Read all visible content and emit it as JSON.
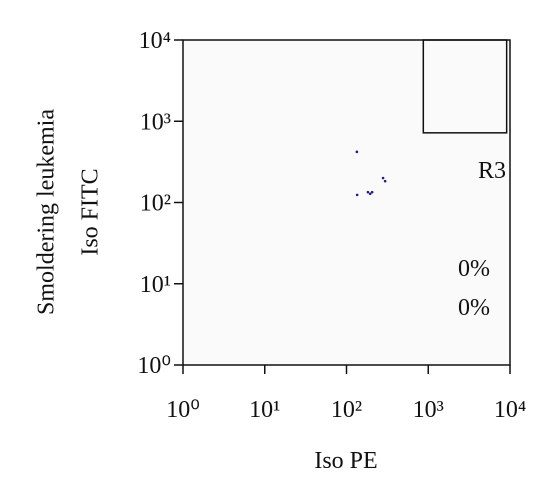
{
  "chart_data": {
    "type": "scatter",
    "y_titles": [
      "Smoldering leukemia",
      "Iso FITC"
    ],
    "x_title": "Iso PE",
    "x": [
      134,
      135,
      183,
      206,
      280,
      297,
      195
    ],
    "y": [
      420,
      124,
      134,
      134,
      200,
      183,
      128
    ],
    "color": "#1c1c8c",
    "log_x": true,
    "log_y": true,
    "xlim": [
      1,
      10000
    ],
    "ylim": [
      1,
      10000
    ],
    "xticks": [
      {
        "value": 1,
        "label": "10⁰"
      },
      {
        "value": 10,
        "label": "10¹"
      },
      {
        "value": 100,
        "label": "10²"
      },
      {
        "value": 1000,
        "label": "10³"
      },
      {
        "value": 10000,
        "label": "10⁴"
      }
    ],
    "yticks": [
      {
        "value": 1,
        "label": "10⁰"
      },
      {
        "value": 10,
        "label": "10¹"
      },
      {
        "value": 100,
        "label": "10²"
      },
      {
        "value": 1000,
        "label": "10³"
      },
      {
        "value": 10000,
        "label": "10⁴"
      }
    ],
    "gate": {
      "label": "R3",
      "x": [
        870,
        9100
      ],
      "y": [
        720,
        10000
      ]
    },
    "annotations": [
      "0%",
      "0%"
    ]
  }
}
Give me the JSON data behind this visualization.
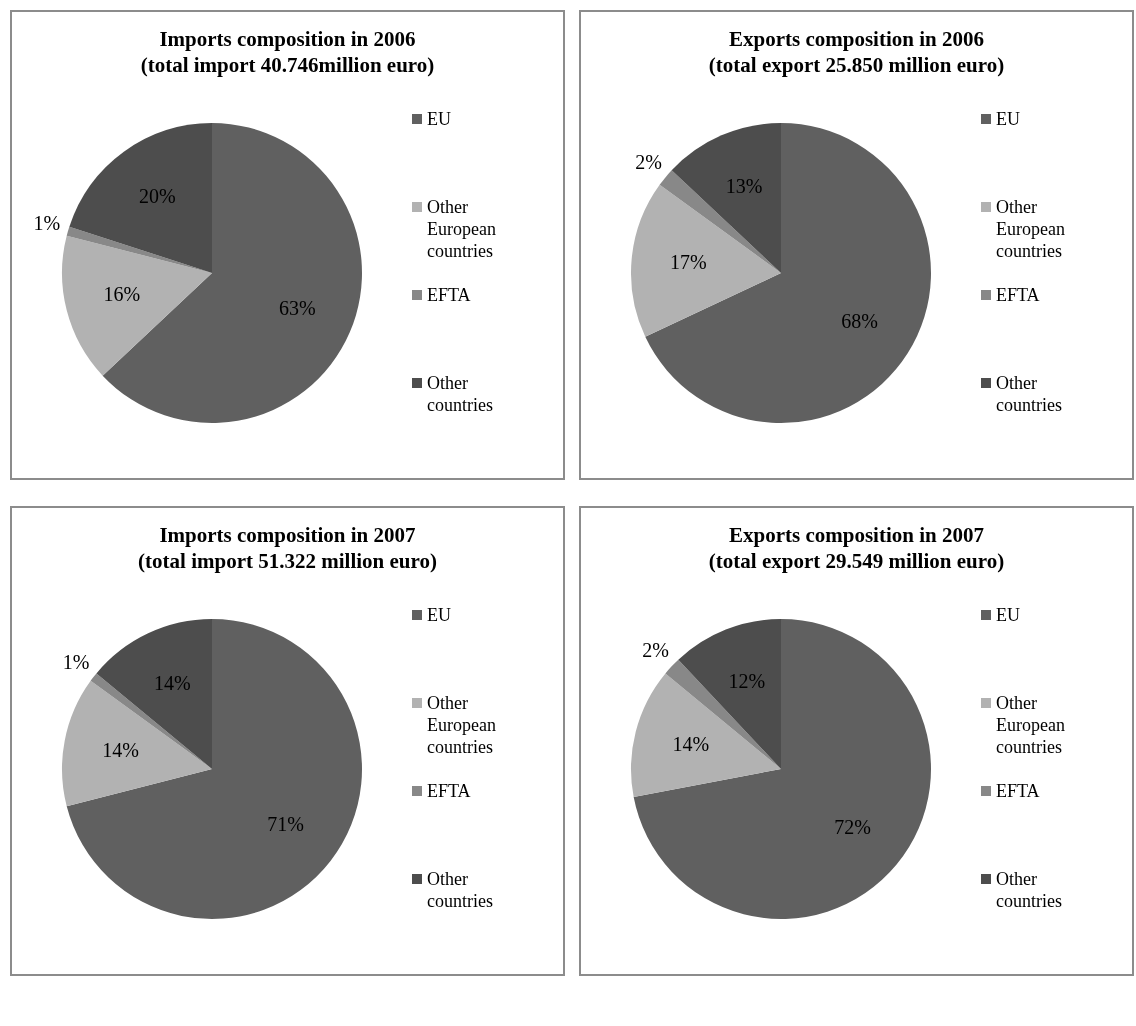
{
  "chart_data": [
    {
      "type": "pie",
      "title": "Imports composition in 2006",
      "subtitle": "(total import 40.746million euro)",
      "categories": [
        "EU",
        "Other European countries",
        "EFTA",
        "Other countries"
      ],
      "values": [
        63,
        16,
        1,
        20
      ],
      "colors": [
        "#606060",
        "#b2b2b2",
        "#888888",
        "#4d4d4d"
      ],
      "value_labels": [
        "63%",
        "16%",
        "1%",
        "20%"
      ],
      "legend": "right"
    },
    {
      "type": "pie",
      "title": "Exports composition in 2006",
      "subtitle": "(total export 25.850 million euro)",
      "categories": [
        "EU",
        "Other European countries",
        "EFTA",
        "Other countries"
      ],
      "values": [
        68,
        17,
        2,
        13
      ],
      "colors": [
        "#606060",
        "#b2b2b2",
        "#888888",
        "#4d4d4d"
      ],
      "value_labels": [
        "68%",
        "17%",
        "2%",
        "13%"
      ],
      "legend": "right"
    },
    {
      "type": "pie",
      "title": "Imports composition in 2007",
      "subtitle": "(total import 51.322 million euro)",
      "categories": [
        "EU",
        "Other European countries",
        "EFTA",
        "Other countries"
      ],
      "values": [
        71,
        14,
        1,
        14
      ],
      "colors": [
        "#606060",
        "#b2b2b2",
        "#888888",
        "#4d4d4d"
      ],
      "value_labels": [
        "71%",
        "14%",
        "1%",
        "14%"
      ],
      "legend": "right"
    },
    {
      "type": "pie",
      "title": "Exports composition in 2007",
      "subtitle": "(total export 29.549 million euro)",
      "categories": [
        "EU",
        "Other European countries",
        "EFTA",
        "Other countries"
      ],
      "values": [
        72,
        14,
        2,
        12
      ],
      "colors": [
        "#606060",
        "#b2b2b2",
        "#888888",
        "#4d4d4d"
      ],
      "value_labels": [
        "72%",
        "14%",
        "2%",
        "12%"
      ],
      "legend": "right"
    }
  ]
}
● ● ● ●
◆ **TASK TO CARRY OUT**
Copy out the records above in full, exactly as written, but not the pictures.

◆ **CORRECT RESPONSE**
Read all visible content and emit it as JSON.
{
  "chart_data": {
    "type": "scatter",
    "y_titles": [
      "Smoldering leukemia",
      "Iso FITC"
    ],
    "x_title": "Iso PE",
    "x": [
      134,
      135,
      183,
      206,
      280,
      297,
      195
    ],
    "y": [
      420,
      124,
      134,
      134,
      200,
      183,
      128
    ],
    "color": "#1c1c8c",
    "log_x": true,
    "log_y": true,
    "xlim": [
      1,
      10000
    ],
    "ylim": [
      1,
      10000
    ],
    "xticks": [
      {
        "value": 1,
        "label": "10⁰"
      },
      {
        "value": 10,
        "label": "10¹"
      },
      {
        "value": 100,
        "label": "10²"
      },
      {
        "value": 1000,
        "label": "10³"
      },
      {
        "value": 10000,
        "label": "10⁴"
      }
    ],
    "yticks": [
      {
        "value": 1,
        "label": "10⁰"
      },
      {
        "value": 10,
        "label": "10¹"
      },
      {
        "value": 100,
        "label": "10²"
      },
      {
        "value": 1000,
        "label": "10³"
      },
      {
        "value": 10000,
        "label": "10⁴"
      }
    ],
    "gate": {
      "label": "R3",
      "x": [
        870,
        9100
      ],
      "y": [
        720,
        10000
      ]
    },
    "annotations": [
      "0%",
      "0%"
    ]
  }
}
Give me the JSON data behind this visualization.
{
  "chart_data": [
    {
      "type": "pie",
      "title": "Imports composition in 2006",
      "subtitle": "(total import 40.746million euro)",
      "categories": [
        "EU",
        "Other European countries",
        "EFTA",
        "Other countries"
      ],
      "values": [
        63,
        16,
        1,
        20
      ],
      "colors": [
        "#606060",
        "#b2b2b2",
        "#888888",
        "#4d4d4d"
      ],
      "value_labels": [
        "63%",
        "16%",
        "1%",
        "20%"
      ],
      "legend": "right"
    },
    {
      "type": "pie",
      "title": "Exports composition in 2006",
      "subtitle": "(total export 25.850 million euro)",
      "categories": [
        "EU",
        "Other European countries",
        "EFTA",
        "Other countries"
      ],
      "values": [
        68,
        17,
        2,
        13
      ],
      "colors": [
        "#606060",
        "#b2b2b2",
        "#888888",
        "#4d4d4d"
      ],
      "value_labels": [
        "68%",
        "17%",
        "2%",
        "13%"
      ],
      "legend": "right"
    },
    {
      "type": "pie",
      "title": "Imports composition in 2007",
      "subtitle": "(total import 51.322 million euro)",
      "categories": [
        "EU",
        "Other European countries",
        "EFTA",
        "Other countries"
      ],
      "values": [
        71,
        14,
        1,
        14
      ],
      "colors": [
        "#606060",
        "#b2b2b2",
        "#888888",
        "#4d4d4d"
      ],
      "value_labels": [
        "71%",
        "14%",
        "1%",
        "14%"
      ],
      "legend": "right"
    },
    {
      "type": "pie",
      "title": "Exports composition in 2007",
      "subtitle": "(total export 29.549 million euro)",
      "categories": [
        "EU",
        "Other European countries",
        "EFTA",
        "Other countries"
      ],
      "values": [
        72,
        14,
        2,
        12
      ],
      "colors": [
        "#606060",
        "#b2b2b2",
        "#888888",
        "#4d4d4d"
      ],
      "value_labels": [
        "72%",
        "14%",
        "2%",
        "12%"
      ],
      "legend": "right"
    }
  ]
}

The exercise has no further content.